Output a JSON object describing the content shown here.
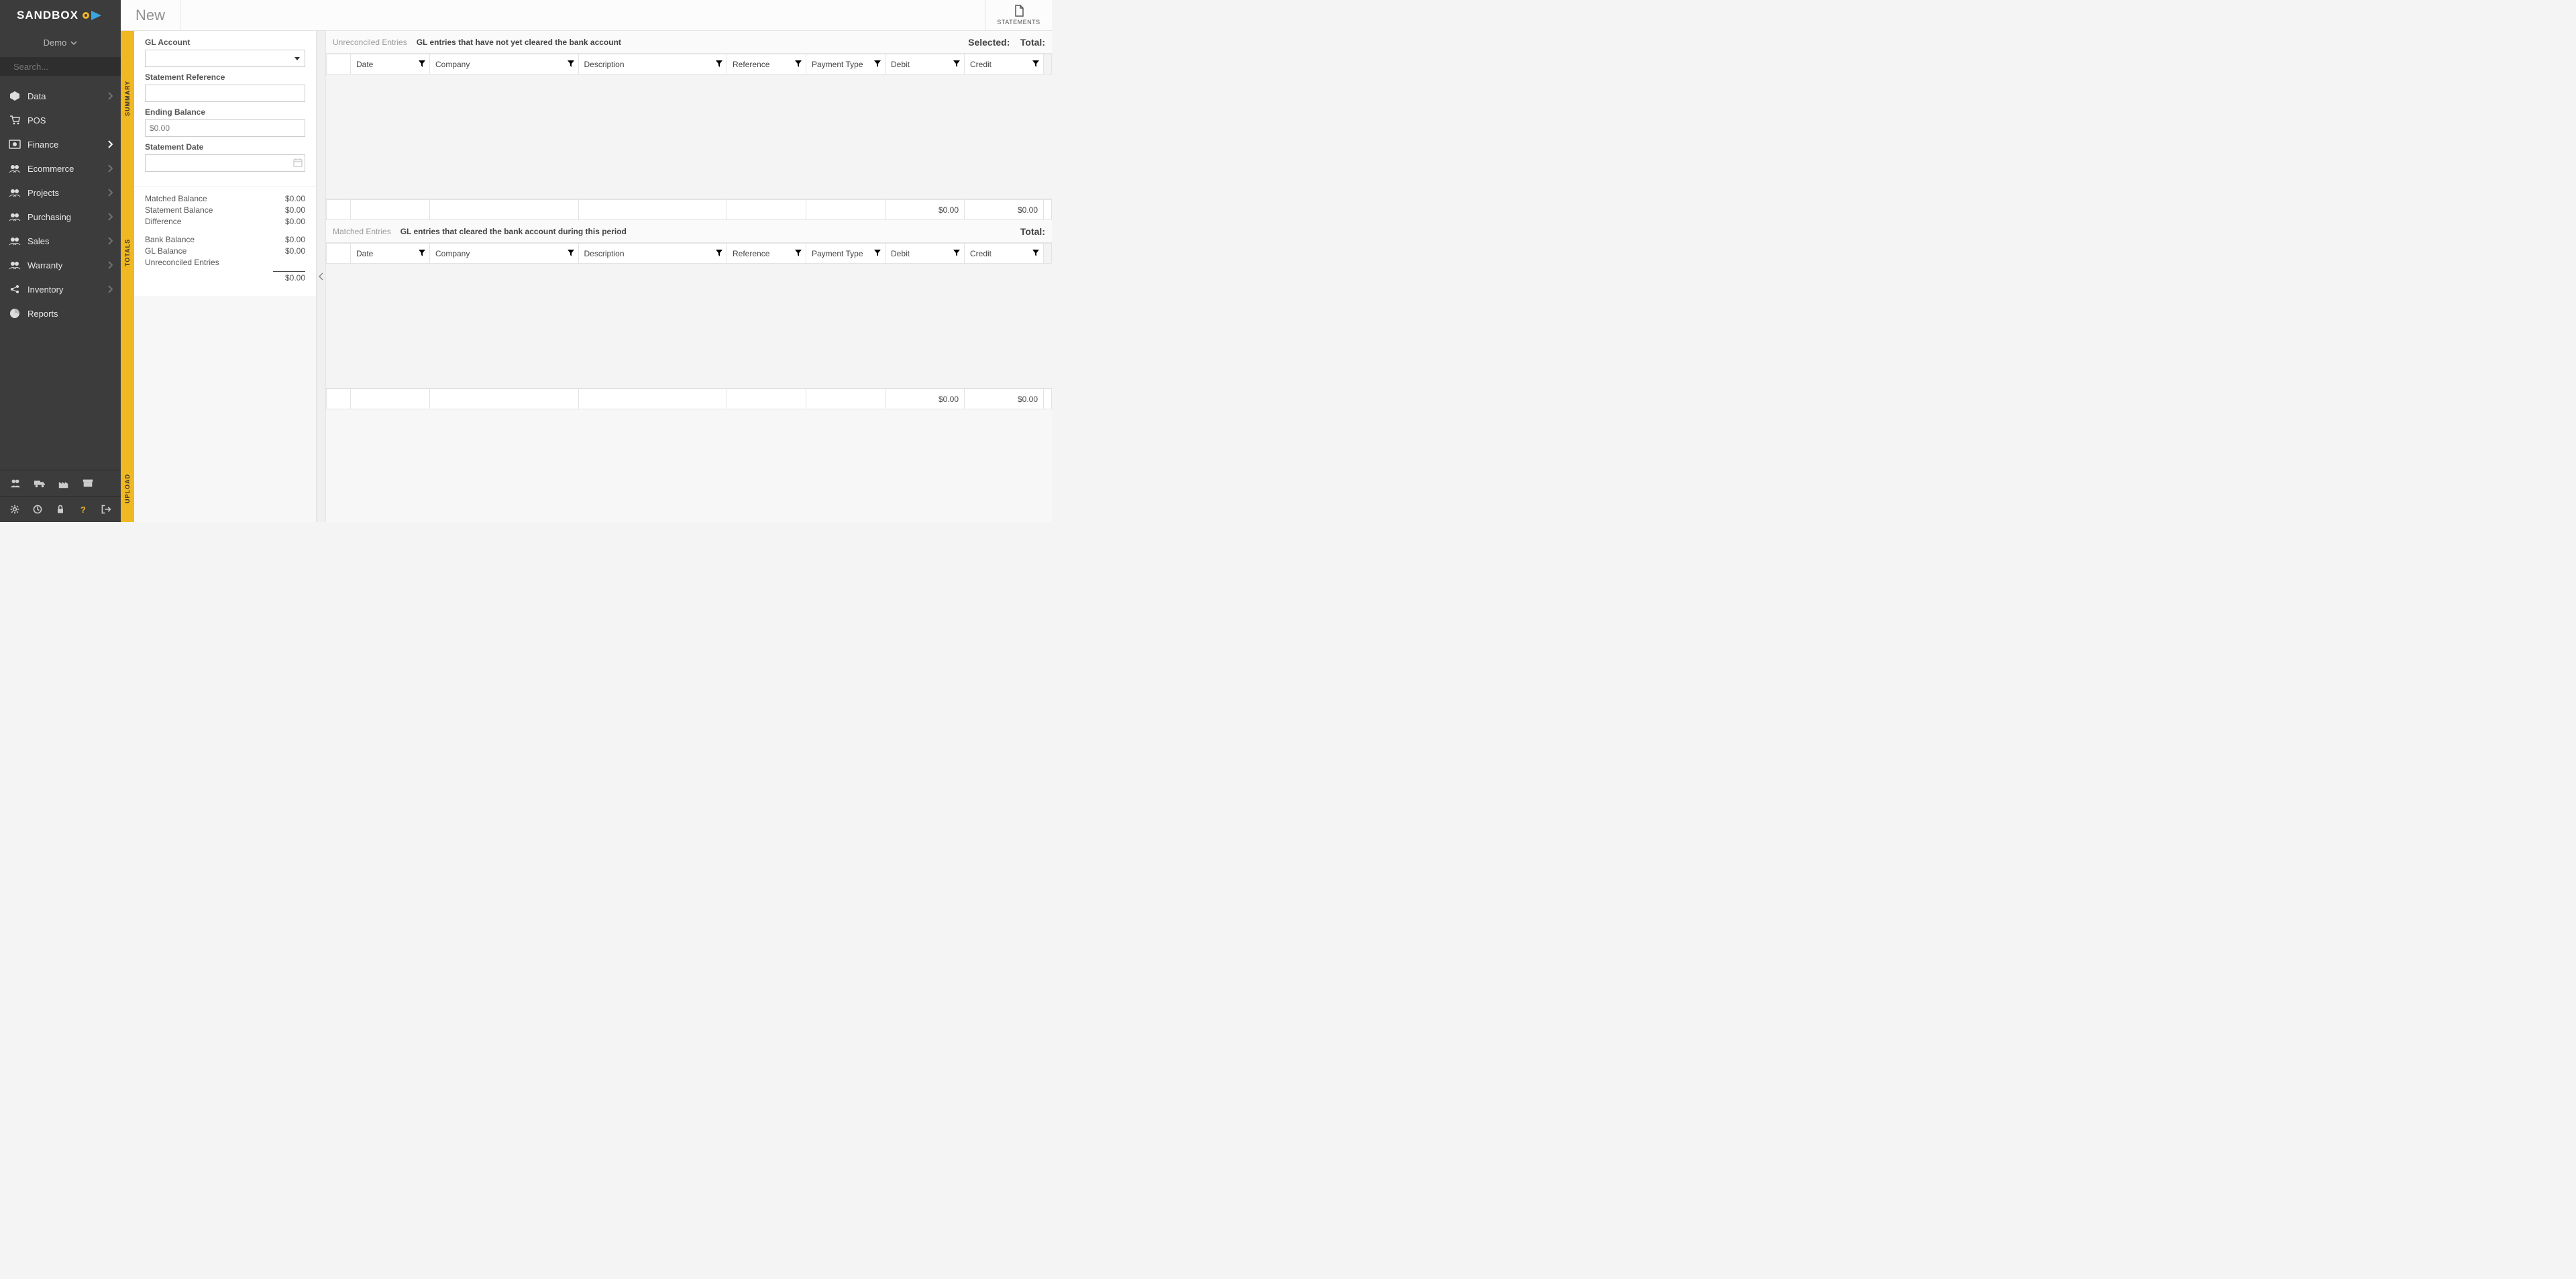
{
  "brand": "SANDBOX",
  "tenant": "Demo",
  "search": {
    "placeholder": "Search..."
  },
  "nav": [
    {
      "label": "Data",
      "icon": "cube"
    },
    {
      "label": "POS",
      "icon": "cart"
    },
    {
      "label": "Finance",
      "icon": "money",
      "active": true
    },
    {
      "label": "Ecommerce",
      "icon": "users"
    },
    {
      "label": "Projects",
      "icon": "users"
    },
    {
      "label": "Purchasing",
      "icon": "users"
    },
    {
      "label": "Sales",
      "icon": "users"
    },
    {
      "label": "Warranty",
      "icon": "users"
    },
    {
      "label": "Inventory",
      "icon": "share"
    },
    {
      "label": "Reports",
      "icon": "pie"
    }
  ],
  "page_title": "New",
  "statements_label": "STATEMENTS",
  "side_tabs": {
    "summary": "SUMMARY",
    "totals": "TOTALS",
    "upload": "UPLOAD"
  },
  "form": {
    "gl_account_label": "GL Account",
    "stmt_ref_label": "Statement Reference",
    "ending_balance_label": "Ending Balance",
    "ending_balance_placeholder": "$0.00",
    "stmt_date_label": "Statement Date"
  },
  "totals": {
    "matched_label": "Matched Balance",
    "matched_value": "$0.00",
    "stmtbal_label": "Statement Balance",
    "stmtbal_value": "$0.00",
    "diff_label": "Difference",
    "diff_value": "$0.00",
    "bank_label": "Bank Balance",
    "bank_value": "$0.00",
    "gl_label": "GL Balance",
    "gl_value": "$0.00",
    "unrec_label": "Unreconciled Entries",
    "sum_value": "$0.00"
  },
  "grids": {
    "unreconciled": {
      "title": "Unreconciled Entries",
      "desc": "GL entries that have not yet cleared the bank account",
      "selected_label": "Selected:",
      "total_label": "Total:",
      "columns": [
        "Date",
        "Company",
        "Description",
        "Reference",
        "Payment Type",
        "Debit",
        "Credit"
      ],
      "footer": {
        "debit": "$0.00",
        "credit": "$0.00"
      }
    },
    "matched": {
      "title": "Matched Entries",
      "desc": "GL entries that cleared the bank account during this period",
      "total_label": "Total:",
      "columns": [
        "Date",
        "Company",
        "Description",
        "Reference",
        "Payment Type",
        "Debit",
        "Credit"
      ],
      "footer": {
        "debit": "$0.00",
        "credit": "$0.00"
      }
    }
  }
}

EXERCISE TASK
Print out every entry above without changing a word, and leave out the pictures.

EXERCISE ANSWER
Output a JSON object describing the content shown here.
{
  "brand": "SANDBOX",
  "tenant": "Demo",
  "search": {
    "placeholder": "Search..."
  },
  "nav": [
    {
      "label": "Data",
      "icon": "cube"
    },
    {
      "label": "POS",
      "icon": "cart"
    },
    {
      "label": "Finance",
      "icon": "money",
      "active": true
    },
    {
      "label": "Ecommerce",
      "icon": "users"
    },
    {
      "label": "Projects",
      "icon": "users"
    },
    {
      "label": "Purchasing",
      "icon": "users"
    },
    {
      "label": "Sales",
      "icon": "users"
    },
    {
      "label": "Warranty",
      "icon": "users"
    },
    {
      "label": "Inventory",
      "icon": "share"
    },
    {
      "label": "Reports",
      "icon": "pie"
    }
  ],
  "page_title": "New",
  "statements_label": "STATEMENTS",
  "side_tabs": {
    "summary": "SUMMARY",
    "totals": "TOTALS",
    "upload": "UPLOAD"
  },
  "form": {
    "gl_account_label": "GL Account",
    "stmt_ref_label": "Statement Reference",
    "ending_balance_label": "Ending Balance",
    "ending_balance_placeholder": "$0.00",
    "stmt_date_label": "Statement Date"
  },
  "totals": {
    "matched_label": "Matched Balance",
    "matched_value": "$0.00",
    "stmtbal_label": "Statement Balance",
    "stmtbal_value": "$0.00",
    "diff_label": "Difference",
    "diff_value": "$0.00",
    "bank_label": "Bank Balance",
    "bank_value": "$0.00",
    "gl_label": "GL Balance",
    "gl_value": "$0.00",
    "unrec_label": "Unreconciled Entries",
    "sum_value": "$0.00"
  },
  "grids": {
    "unreconciled": {
      "title": "Unreconciled Entries",
      "desc": "GL entries that have not yet cleared the bank account",
      "selected_label": "Selected:",
      "total_label": "Total:",
      "columns": [
        "Date",
        "Company",
        "Description",
        "Reference",
        "Payment Type",
        "Debit",
        "Credit"
      ],
      "footer": {
        "debit": "$0.00",
        "credit": "$0.00"
      }
    },
    "matched": {
      "title": "Matched Entries",
      "desc": "GL entries that cleared the bank account during this period",
      "total_label": "Total:",
      "columns": [
        "Date",
        "Company",
        "Description",
        "Reference",
        "Payment Type",
        "Debit",
        "Credit"
      ],
      "footer": {
        "debit": "$0.00",
        "credit": "$0.00"
      }
    }
  }
}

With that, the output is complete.